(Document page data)
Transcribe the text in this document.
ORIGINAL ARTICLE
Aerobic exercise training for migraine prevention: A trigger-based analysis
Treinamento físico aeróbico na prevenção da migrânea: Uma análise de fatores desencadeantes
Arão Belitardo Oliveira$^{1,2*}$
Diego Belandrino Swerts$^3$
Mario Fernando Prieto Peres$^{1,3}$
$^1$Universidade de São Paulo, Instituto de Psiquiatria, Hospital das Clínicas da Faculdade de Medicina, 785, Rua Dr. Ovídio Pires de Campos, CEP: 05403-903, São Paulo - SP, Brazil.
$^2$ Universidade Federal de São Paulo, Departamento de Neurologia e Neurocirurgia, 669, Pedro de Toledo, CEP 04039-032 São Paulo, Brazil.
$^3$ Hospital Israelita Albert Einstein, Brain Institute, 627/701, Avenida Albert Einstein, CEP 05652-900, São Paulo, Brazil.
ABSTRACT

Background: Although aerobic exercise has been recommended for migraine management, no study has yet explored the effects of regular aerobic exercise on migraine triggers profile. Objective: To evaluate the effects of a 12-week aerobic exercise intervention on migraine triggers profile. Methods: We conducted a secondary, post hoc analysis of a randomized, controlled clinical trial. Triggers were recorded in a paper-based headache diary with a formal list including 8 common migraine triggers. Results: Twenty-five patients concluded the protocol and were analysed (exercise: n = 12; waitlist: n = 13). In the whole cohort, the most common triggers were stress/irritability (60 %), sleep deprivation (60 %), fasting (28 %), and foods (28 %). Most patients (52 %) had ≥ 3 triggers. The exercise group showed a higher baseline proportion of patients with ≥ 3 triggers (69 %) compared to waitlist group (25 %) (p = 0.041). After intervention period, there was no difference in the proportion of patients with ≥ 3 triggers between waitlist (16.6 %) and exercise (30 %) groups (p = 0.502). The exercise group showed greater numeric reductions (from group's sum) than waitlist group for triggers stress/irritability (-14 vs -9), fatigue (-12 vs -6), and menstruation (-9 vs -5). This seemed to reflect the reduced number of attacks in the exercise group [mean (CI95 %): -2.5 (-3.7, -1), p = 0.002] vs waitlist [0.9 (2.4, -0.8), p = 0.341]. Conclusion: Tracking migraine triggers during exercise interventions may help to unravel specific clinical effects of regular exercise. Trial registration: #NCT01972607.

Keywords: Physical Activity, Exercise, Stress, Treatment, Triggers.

Your goal:
Find every line in the records above that contains the word "Brazil", and copy each one.

Finished exercise:
$^1$Universidade de São Paulo, Instituto de Psiquiatria, Hospital das Clínicas da Faculdade de Medicina, 785, Rua Dr. Ovídio Pires de Campos, CEP: 05403-903, São Paulo - SP, Brazil.
$^2$ Universidade Federal de São Paulo, Departamento de Neurologia e Neurocirurgia, 669, Pedro de Toledo, CEP 04039-032 São Paulo, Brazil.
$^3$ Hospital Israelita Albert Einstein, Brain Institute, 627/701, Avenida Albert Einstein, CEP 05652-900, São Paulo, Brazil.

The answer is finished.